- _Problem description_
Scan the entries below and count the lines holding the string "plain". Supply only the number.

- _Exercise data_
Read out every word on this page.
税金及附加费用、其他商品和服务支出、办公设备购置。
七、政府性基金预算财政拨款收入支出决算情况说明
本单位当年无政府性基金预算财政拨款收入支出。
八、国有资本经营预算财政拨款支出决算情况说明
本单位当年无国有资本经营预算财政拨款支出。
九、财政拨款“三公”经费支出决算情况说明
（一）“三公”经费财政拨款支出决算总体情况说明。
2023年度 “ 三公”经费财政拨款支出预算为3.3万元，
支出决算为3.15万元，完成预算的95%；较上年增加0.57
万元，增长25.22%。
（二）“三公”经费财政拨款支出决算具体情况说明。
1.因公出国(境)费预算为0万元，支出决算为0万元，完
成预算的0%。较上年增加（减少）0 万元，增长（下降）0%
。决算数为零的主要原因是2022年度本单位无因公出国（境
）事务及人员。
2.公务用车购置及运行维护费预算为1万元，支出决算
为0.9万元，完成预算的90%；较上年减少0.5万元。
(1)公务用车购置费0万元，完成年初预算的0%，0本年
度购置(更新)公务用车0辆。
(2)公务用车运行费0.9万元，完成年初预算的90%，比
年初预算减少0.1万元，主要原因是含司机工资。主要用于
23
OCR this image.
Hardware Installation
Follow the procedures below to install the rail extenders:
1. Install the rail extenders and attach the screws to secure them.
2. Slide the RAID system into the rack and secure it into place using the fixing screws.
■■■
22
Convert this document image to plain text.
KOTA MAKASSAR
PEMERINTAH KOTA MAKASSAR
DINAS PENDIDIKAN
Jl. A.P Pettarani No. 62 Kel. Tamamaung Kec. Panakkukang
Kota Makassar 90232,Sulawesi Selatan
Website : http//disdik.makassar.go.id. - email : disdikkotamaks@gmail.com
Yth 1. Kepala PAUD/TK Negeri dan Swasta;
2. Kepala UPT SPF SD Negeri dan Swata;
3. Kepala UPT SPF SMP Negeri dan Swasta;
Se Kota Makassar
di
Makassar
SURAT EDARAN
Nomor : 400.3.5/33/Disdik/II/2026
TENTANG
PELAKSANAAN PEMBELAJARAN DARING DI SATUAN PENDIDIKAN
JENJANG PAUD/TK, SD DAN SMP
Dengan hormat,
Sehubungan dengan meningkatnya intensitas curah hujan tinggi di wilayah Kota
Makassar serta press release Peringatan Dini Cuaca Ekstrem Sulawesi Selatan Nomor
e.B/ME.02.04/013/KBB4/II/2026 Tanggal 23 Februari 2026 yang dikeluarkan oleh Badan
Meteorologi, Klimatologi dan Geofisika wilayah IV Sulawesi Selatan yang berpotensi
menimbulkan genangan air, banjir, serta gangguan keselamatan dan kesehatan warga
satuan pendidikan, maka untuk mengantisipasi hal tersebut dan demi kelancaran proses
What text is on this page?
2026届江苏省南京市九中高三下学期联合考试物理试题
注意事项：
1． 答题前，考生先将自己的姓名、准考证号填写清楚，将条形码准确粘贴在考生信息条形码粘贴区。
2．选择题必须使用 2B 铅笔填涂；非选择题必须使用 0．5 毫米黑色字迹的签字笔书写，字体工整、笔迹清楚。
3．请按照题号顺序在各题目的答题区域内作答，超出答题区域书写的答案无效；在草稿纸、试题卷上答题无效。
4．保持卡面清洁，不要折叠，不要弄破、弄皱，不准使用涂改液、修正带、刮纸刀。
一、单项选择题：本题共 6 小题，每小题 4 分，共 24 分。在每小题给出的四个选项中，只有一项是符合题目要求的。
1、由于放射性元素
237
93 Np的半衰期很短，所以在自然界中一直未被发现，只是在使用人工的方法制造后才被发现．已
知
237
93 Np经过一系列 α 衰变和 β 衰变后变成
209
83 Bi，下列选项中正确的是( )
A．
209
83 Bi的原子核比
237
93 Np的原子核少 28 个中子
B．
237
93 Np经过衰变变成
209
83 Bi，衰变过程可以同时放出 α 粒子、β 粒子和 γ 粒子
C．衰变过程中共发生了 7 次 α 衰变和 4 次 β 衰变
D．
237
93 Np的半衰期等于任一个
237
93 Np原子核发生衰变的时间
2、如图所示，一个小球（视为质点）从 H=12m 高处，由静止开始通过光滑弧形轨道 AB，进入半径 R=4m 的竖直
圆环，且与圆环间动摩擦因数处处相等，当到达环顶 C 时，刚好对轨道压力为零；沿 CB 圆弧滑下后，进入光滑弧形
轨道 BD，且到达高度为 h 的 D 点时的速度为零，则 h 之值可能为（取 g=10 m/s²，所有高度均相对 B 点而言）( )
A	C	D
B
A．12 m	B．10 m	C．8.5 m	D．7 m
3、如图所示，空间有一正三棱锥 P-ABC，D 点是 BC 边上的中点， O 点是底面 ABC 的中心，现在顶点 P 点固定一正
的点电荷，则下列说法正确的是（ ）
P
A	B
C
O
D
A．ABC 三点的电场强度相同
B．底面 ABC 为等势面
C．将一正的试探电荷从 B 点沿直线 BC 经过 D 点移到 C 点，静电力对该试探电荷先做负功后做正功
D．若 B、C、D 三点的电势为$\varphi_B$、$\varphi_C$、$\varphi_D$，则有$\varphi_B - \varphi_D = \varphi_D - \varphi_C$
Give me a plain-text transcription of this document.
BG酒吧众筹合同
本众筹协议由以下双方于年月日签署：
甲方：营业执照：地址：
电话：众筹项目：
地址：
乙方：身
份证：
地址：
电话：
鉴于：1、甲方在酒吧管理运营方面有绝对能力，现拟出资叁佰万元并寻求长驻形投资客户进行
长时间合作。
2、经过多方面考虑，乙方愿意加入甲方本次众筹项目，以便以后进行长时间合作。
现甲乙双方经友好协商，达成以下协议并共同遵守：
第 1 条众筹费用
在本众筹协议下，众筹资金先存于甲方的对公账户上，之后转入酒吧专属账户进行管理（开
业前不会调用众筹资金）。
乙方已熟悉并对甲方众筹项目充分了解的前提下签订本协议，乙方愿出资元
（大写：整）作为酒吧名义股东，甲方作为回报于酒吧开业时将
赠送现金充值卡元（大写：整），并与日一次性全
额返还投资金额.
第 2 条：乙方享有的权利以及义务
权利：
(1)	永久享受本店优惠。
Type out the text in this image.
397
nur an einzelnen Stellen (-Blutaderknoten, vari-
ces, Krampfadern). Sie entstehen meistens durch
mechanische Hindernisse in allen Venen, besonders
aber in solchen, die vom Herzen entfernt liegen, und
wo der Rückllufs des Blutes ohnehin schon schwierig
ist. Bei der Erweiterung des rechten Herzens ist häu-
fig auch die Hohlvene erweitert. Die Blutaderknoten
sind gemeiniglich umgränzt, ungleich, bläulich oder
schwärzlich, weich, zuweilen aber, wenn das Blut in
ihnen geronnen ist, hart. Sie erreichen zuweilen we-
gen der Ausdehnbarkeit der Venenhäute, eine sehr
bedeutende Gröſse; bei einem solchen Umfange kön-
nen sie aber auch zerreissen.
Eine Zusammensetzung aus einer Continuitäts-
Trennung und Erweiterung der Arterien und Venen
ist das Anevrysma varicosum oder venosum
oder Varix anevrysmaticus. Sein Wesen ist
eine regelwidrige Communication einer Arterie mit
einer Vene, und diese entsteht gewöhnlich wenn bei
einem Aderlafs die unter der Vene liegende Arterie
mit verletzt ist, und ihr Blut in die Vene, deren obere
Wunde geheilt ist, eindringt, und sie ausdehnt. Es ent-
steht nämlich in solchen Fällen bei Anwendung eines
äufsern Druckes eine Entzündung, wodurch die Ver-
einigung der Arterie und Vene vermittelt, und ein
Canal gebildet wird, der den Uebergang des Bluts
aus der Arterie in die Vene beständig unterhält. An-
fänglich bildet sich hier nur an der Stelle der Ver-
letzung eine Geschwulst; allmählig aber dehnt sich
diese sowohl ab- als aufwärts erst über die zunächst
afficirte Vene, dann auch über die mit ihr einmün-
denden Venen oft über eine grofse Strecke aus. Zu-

- _Answer for the task_
2